Work required: Collect from the data below each line with "sidebar".

Provided records:
___

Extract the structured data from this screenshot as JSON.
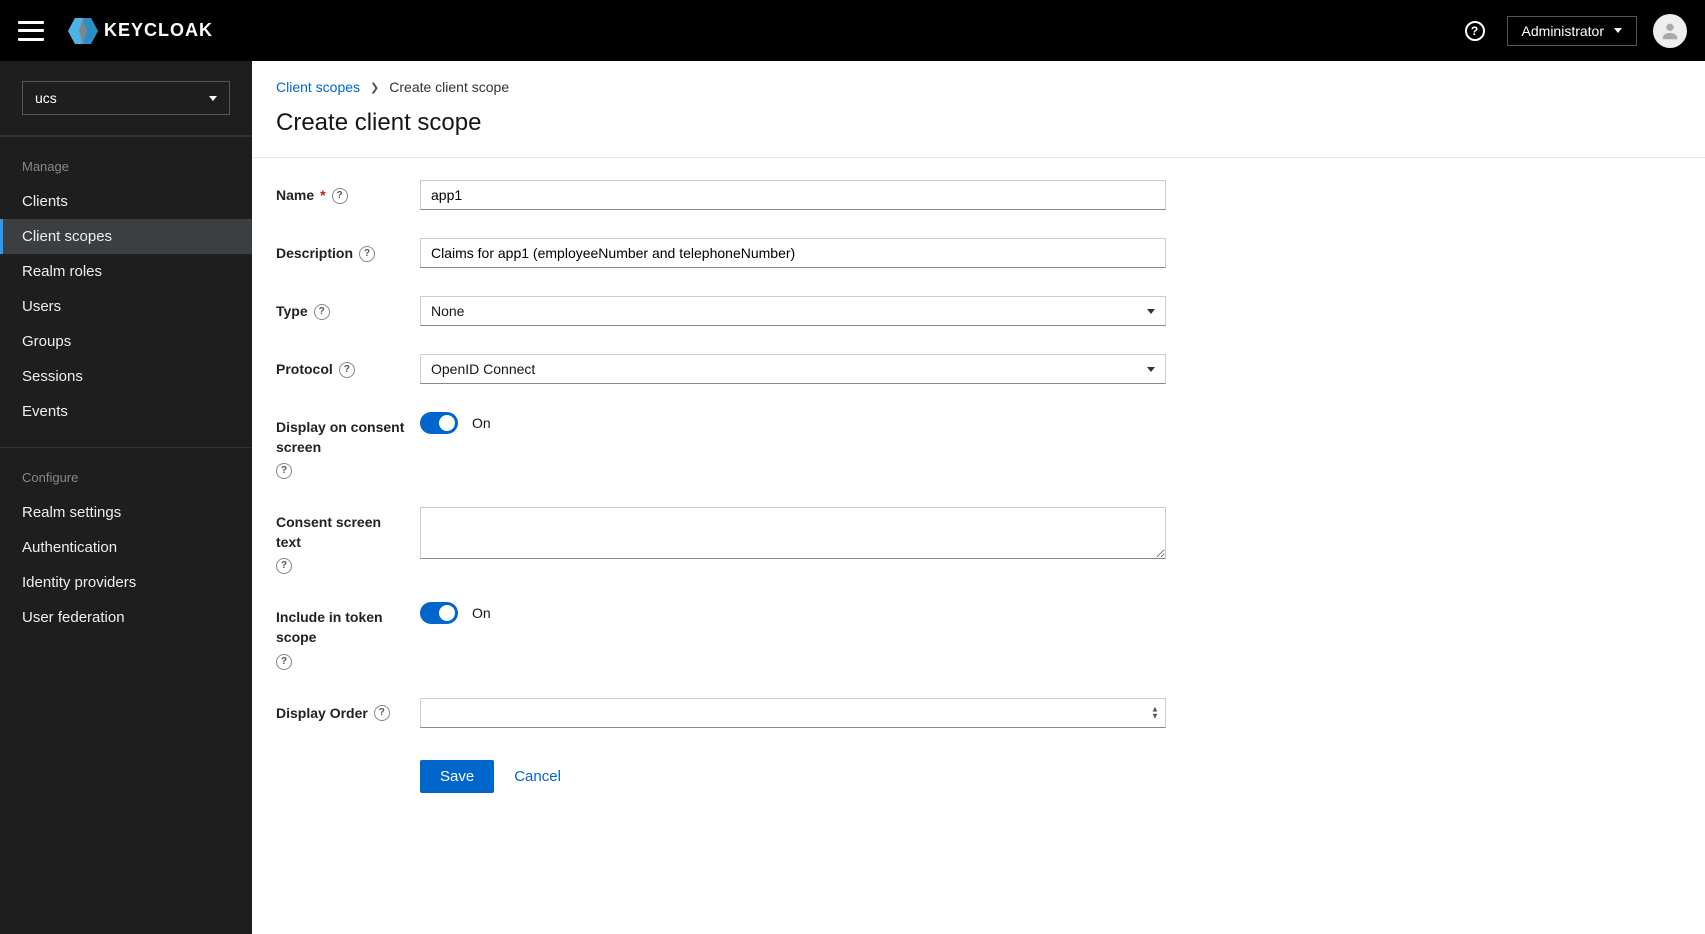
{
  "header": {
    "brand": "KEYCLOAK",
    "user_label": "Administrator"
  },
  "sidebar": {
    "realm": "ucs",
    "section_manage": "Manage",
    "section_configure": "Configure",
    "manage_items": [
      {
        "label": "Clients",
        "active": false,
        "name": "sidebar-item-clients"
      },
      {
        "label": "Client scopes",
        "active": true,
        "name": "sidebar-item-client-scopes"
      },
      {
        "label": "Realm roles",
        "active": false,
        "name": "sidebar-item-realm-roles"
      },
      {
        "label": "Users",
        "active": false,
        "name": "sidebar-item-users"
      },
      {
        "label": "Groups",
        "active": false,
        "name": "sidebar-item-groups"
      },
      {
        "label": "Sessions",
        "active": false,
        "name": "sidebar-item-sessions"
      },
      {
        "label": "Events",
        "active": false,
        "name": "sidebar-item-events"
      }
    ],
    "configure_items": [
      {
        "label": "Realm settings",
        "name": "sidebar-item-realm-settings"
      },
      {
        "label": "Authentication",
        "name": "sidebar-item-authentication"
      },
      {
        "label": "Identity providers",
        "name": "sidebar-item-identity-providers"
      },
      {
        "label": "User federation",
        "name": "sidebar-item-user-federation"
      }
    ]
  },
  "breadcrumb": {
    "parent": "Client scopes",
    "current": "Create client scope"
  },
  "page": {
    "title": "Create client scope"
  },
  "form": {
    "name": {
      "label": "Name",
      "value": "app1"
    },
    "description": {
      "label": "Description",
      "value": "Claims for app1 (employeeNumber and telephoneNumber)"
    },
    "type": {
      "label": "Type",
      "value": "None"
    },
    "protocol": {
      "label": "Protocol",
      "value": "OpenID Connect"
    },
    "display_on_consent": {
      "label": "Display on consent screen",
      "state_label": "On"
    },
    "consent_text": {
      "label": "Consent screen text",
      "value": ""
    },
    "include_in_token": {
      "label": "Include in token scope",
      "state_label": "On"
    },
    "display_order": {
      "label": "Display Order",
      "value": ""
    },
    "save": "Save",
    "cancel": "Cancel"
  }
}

___

Exercise output:
  "sidebar": {
        "name": "sidebar-item-clients"
        "name": "sidebar-item-client-scopes"
        "name": "sidebar-item-realm-roles"
        "name": "sidebar-item-users"
        "name": "sidebar-item-groups"
        "name": "sidebar-item-sessions"
        "name": "sidebar-item-events"
        "name": "sidebar-item-realm-settings"
        "name": "sidebar-item-authentication"
        "name": "sidebar-item-identity-providers"
        "name": "sidebar-item-user-federation"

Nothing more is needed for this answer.